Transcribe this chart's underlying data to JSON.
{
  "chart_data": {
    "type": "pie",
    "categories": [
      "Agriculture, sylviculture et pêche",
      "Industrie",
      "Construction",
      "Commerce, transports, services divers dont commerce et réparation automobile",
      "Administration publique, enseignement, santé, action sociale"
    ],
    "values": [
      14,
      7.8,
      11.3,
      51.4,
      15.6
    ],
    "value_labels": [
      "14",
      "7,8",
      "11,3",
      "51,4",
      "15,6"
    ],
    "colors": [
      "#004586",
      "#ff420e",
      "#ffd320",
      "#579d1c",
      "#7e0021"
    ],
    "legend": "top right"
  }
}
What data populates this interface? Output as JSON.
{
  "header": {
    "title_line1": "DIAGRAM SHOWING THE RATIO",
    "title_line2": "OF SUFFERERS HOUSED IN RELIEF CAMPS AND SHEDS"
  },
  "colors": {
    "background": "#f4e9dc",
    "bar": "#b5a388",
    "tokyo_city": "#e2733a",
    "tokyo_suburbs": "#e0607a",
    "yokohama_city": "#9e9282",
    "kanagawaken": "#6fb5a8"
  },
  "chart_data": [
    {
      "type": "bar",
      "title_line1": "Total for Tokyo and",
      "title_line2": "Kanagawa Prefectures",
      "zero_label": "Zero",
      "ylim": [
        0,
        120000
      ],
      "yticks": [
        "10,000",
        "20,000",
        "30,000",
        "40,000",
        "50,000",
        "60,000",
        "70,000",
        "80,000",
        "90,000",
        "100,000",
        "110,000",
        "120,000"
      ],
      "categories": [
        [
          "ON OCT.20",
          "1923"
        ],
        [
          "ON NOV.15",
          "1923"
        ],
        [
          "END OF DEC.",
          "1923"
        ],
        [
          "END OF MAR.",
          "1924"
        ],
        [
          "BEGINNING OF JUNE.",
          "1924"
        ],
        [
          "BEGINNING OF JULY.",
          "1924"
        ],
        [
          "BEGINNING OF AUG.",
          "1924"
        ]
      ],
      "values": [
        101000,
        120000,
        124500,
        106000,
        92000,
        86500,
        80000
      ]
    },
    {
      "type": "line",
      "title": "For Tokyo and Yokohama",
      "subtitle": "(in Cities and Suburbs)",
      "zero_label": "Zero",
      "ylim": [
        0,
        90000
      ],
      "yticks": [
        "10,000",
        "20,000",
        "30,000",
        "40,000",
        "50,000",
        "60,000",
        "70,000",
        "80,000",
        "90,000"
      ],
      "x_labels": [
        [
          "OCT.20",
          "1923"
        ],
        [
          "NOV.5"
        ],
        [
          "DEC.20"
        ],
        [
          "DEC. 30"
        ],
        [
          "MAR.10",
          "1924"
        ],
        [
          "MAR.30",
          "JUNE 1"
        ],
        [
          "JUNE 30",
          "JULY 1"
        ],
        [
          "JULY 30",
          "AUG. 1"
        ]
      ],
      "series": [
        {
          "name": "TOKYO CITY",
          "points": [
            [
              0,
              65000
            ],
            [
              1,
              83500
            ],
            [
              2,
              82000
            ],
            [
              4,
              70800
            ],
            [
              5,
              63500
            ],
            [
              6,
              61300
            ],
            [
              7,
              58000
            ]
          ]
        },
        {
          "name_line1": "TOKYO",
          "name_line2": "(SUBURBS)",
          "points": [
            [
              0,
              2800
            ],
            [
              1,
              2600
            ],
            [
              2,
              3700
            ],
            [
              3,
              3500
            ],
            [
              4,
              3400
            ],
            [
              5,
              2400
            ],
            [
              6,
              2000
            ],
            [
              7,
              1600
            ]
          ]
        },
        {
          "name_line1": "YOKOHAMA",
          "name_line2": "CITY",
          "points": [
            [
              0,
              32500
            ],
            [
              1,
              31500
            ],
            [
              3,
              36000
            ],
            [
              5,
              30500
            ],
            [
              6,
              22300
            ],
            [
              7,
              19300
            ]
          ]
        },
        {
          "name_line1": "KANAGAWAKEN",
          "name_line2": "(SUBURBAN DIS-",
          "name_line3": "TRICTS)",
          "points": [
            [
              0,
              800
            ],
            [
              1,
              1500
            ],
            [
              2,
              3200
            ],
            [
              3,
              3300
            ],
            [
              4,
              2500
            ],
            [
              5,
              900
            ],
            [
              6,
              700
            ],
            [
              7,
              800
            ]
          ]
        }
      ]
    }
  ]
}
====================
▶ [What is asked] Extract the complete listing verbatim.

▶ [Finished answer]
Transcribe this chart's underlying data to JSON.
{
  "chart_data": {
    "type": "pie",
    "categories": [
      "Agriculture, sylviculture et pêche",
      "Industrie",
      "Construction",
      "Commerce, transports, services divers dont commerce et réparation automobile",
      "Administration publique, enseignement, santé, action sociale"
    ],
    "values": [
      14,
      7.8,
      11.3,
      51.4,
      15.6
    ],
    "value_labels": [
      "14",
      "7,8",
      "11,3",
      "51,4",
      "15,6"
    ],
    "colors": [
      "#004586",
      "#ff420e",
      "#ffd320",
      "#579d1c",
      "#7e0021"
    ],
    "legend": "top right"
  }
}
What data populates this interface? Output as JSON.
{
  "header": {
    "title_line1": "DIAGRAM SHOWING THE RATIO",
    "title_line2": "OF SUFFERERS HOUSED IN RELIEF CAMPS AND SHEDS"
  },
  "colors": {
    "background": "#f4e9dc",
    "bar": "#b5a388",
    "tokyo_city": "#e2733a",
    "tokyo_suburbs": "#e0607a",
    "yokohama_city": "#9e9282",
    "kanagawaken": "#6fb5a8"
  },
  "chart_data": [
    {
      "type": "bar",
      "title_line1": "Total for Tokyo and",
      "title_line2": "Kanagawa Prefectures",
      "zero_label": "Zero",
      "ylim": [
        0,
        120000
      ],
      "yticks": [
        "10,000",
        "20,000",
        "30,000",
        "40,000",
        "50,000",
        "60,000",
        "70,000",
        "80,000",
        "90,000",
        "100,000",
        "110,000",
        "120,000"
      ],
      "categories": [
        [
          "ON OCT.20",
          "1923"
        ],
        [
          "ON NOV.15",
          "1923"
        ],
        [
          "END OF DEC.",
          "1923"
        ],
        [
          "END OF MAR.",
          "1924"
        ],
        [
          "BEGINNING OF JUNE.",
          "1924"
        ],
        [
          "BEGINNING OF JULY.",
          "1924"
        ],
        [
          "BEGINNING OF AUG.",
          "1924"
        ]
      ],
      "values": [
        101000,
        120000,
        124500,
        106000,
        92000,
        86500,
        80000
      ]
    },
    {
      "type": "line",
      "title": "For Tokyo and Yokohama",
      "subtitle": "(in Cities and Suburbs)",
      "zero_label": "Zero",
      "ylim": [
        0,
        90000
      ],
      "yticks": [
        "10,000",
        "20,000",
        "30,000",
        "40,000",
        "50,000",
        "60,000",
        "70,000",
        "80,000",
        "90,000"
      ],
      "x_labels": [
        [
          "OCT.20",
          "1923"
        ],
        [
          "NOV.5"
        ],
        [
          "DEC.20"
        ],
        [
          "DEC. 30"
        ],
        [
          "MAR.10",
          "1924"
        ],
        [
          "MAR.30",
          "JUNE 1"
        ],
        [
          "JUNE 30",
          "JULY 1"
        ],
        [
          "JULY 30",
          "AUG. 1"
        ]
      ],
      "series": [
        {
          "name": "TOKYO CITY",
          "points": [
            [
              0,
              65000
            ],
            [
              1,
              83500
            ],
            [
              2,
              82000
            ],
            [
              4,
              70800
            ],
            [
              5,
              63500
            ],
            [
              6,
              61300
            ],
            [
              7,
              58000
            ]
          ]
        },
        {
          "name_line1": "TOKYO",
          "name_line2": "(SUBURBS)",
          "points": [
            [
              0,
              2800
            ],
            [
              1,
              2600
            ],
            [
              2,
              3700
            ],
            [
              3,
              3500
            ],
            [
              4,
              3400
            ],
            [
              5,
              2400
            ],
            [
              6,
              2000
            ],
            [
              7,
              1600
            ]
          ]
        },
        {
          "name_line1": "YOKOHAMA",
          "name_line2": "CITY",
          "points": [
            [
              0,
              32500
            ],
            [
              1,
              31500
            ],
            [
              3,
              36000
            ],
            [
              5,
              30500
            ],
            [
              6,
              22300
            ],
            [
              7,
              19300
            ]
          ]
        },
        {
          "name_line1": "KANAGAWAKEN",
          "name_line2": "(SUBURBAN DIS-",
          "name_line3": "TRICTS)",
          "points": [
            [
              0,
              800
            ],
            [
              1,
              1500
            ],
            [
              2,
              3200
            ],
            [
              3,
              3300
            ],
            [
              4,
              2500
            ],
            [
              5,
              900
            ],
            [
              6,
              700
            ],
            [
              7,
              800
            ]
          ]
        }
      ]
    }
  ]
}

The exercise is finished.